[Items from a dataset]
— Start —

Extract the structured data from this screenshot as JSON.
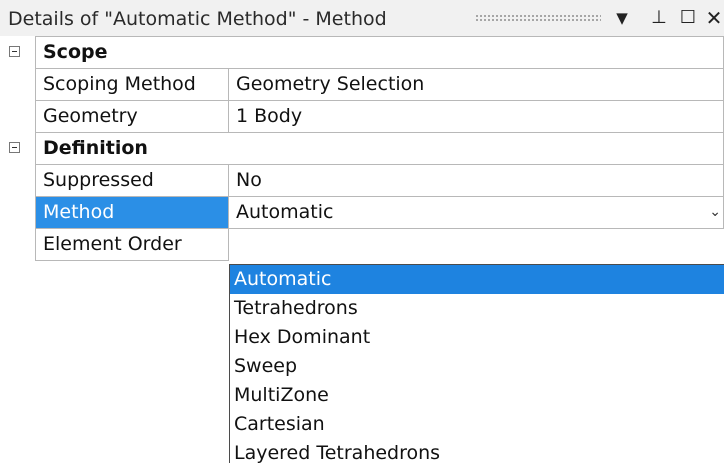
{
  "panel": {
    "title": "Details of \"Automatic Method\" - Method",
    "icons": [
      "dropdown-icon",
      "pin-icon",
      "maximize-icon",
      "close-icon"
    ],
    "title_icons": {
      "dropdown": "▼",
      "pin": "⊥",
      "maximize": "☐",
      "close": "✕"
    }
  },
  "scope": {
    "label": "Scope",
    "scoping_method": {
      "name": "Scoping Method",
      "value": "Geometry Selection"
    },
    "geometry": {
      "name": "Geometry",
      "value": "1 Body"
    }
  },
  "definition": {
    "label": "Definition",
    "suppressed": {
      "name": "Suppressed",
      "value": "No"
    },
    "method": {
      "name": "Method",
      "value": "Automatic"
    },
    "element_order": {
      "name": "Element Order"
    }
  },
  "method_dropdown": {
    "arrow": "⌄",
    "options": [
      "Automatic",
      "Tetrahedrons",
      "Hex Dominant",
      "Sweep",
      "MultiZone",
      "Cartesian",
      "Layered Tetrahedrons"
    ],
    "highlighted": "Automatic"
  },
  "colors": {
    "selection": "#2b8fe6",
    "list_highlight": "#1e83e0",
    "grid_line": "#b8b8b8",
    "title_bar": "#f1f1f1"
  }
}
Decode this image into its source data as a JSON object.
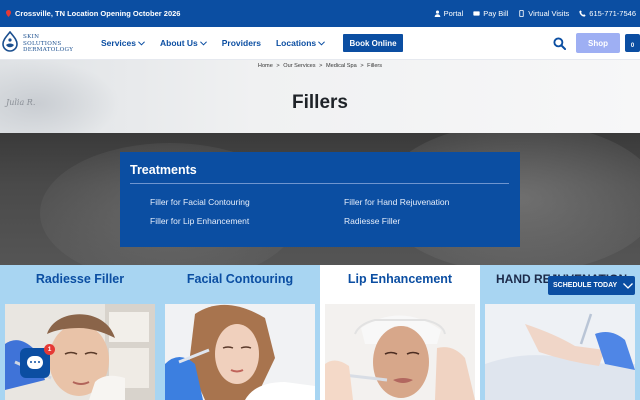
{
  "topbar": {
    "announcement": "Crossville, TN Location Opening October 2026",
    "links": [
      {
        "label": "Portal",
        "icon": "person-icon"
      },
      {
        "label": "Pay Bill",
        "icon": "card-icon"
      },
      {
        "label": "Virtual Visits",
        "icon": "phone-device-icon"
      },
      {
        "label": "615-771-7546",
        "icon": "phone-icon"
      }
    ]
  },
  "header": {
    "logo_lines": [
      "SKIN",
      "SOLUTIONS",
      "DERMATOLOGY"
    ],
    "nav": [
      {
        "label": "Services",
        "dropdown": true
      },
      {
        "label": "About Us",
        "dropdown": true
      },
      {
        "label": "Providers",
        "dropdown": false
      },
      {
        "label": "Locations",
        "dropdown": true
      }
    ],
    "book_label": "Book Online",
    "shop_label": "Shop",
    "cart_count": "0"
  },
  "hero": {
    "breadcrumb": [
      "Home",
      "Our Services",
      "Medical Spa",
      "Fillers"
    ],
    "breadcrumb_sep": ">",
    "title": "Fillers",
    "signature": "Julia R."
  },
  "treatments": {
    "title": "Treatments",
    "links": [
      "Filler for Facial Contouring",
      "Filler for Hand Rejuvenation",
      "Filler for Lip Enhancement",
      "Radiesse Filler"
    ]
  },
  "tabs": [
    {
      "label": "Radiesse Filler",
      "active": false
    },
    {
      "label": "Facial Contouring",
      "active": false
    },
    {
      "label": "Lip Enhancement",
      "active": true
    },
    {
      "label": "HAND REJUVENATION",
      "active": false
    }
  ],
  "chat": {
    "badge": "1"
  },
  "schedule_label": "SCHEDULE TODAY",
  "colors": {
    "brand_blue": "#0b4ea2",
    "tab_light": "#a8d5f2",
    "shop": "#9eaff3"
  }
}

— End —
— Start —

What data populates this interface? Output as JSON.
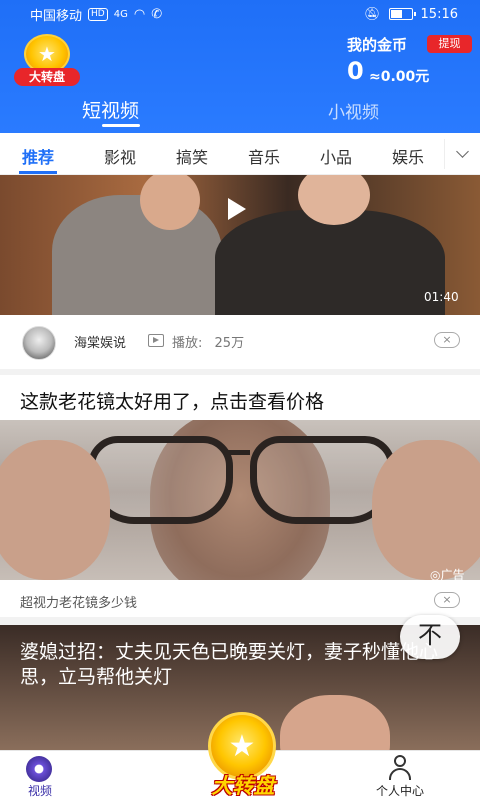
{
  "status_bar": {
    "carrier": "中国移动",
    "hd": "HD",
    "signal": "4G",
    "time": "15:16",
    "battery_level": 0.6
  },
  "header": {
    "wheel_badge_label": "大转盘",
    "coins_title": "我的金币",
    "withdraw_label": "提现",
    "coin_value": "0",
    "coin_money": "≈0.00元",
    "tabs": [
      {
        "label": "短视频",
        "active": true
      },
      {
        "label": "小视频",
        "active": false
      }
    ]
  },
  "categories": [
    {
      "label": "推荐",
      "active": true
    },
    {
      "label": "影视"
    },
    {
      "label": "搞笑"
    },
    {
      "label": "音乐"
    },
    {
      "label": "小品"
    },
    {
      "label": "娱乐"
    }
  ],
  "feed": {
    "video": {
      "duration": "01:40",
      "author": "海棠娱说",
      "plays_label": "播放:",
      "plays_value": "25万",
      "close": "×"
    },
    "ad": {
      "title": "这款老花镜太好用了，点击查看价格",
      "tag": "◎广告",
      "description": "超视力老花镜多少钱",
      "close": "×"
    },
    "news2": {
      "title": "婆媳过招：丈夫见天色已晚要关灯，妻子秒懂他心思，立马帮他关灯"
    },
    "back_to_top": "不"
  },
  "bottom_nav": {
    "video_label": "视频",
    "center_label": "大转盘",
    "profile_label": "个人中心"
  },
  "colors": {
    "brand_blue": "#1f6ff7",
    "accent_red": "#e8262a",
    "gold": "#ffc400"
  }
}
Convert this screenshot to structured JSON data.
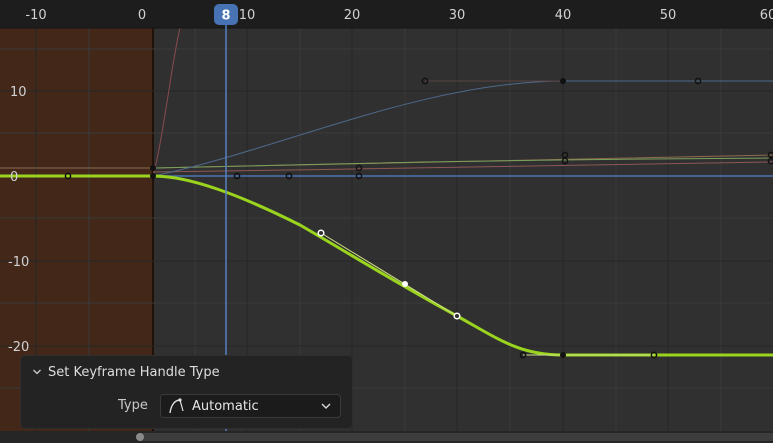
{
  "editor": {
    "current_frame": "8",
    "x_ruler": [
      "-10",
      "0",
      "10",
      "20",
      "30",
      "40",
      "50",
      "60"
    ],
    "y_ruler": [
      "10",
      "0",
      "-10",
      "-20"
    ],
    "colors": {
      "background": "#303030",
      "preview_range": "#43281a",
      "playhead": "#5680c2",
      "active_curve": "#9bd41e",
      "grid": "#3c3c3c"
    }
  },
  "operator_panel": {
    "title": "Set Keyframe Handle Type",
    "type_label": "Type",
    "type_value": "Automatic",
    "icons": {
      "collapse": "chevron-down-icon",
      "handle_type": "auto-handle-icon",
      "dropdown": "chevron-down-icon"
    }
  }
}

— End —
— Start —

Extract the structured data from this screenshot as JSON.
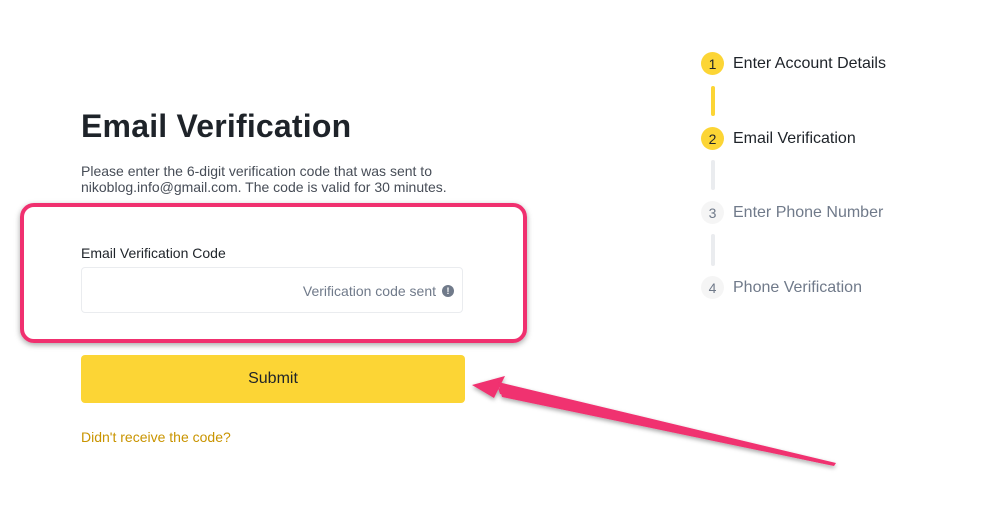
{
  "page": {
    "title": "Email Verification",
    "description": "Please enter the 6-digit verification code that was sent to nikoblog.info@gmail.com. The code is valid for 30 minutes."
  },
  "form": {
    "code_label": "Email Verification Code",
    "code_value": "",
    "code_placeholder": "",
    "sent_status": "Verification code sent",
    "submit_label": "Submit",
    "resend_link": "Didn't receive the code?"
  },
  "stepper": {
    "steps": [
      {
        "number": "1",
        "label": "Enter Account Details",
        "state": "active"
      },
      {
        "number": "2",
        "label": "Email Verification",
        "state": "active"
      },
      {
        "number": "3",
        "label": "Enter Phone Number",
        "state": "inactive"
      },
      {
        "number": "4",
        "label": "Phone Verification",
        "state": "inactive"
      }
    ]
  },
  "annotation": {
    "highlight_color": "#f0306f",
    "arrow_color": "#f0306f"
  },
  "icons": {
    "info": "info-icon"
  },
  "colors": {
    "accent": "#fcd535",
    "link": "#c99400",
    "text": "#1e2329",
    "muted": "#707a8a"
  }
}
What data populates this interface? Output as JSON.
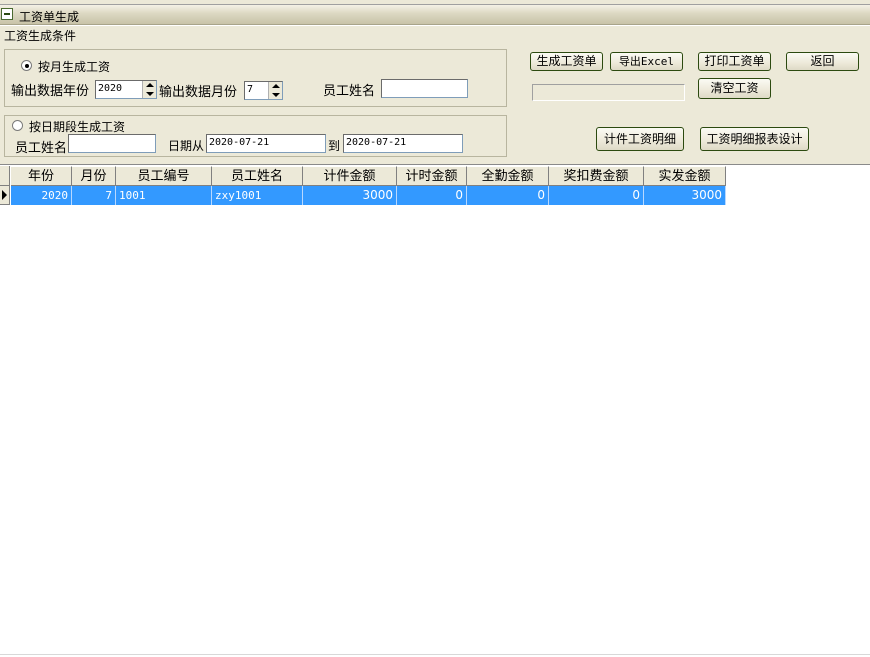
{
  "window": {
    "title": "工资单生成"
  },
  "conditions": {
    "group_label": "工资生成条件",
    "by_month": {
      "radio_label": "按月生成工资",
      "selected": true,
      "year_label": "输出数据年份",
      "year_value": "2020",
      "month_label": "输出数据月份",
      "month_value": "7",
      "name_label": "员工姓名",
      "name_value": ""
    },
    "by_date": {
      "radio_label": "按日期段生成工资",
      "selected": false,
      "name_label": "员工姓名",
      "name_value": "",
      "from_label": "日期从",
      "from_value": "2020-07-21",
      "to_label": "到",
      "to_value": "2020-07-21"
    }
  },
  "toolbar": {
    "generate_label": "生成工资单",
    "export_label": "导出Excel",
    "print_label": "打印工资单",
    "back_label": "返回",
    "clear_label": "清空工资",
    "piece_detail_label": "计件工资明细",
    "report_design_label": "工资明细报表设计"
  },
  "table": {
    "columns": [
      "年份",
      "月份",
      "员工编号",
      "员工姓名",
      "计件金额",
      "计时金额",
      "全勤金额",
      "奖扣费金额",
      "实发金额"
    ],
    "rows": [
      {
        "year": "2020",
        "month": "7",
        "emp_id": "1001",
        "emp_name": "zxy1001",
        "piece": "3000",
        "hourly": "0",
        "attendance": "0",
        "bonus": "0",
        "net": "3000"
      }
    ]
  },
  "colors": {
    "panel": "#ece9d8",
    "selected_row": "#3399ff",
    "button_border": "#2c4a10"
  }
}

— End —

> _Goal_
Select the lines in this material that hold the word "Tetrahedrons", leaving none out.

> _Solution_
      "Tetrahedrons",
      "Layered Tetrahedrons"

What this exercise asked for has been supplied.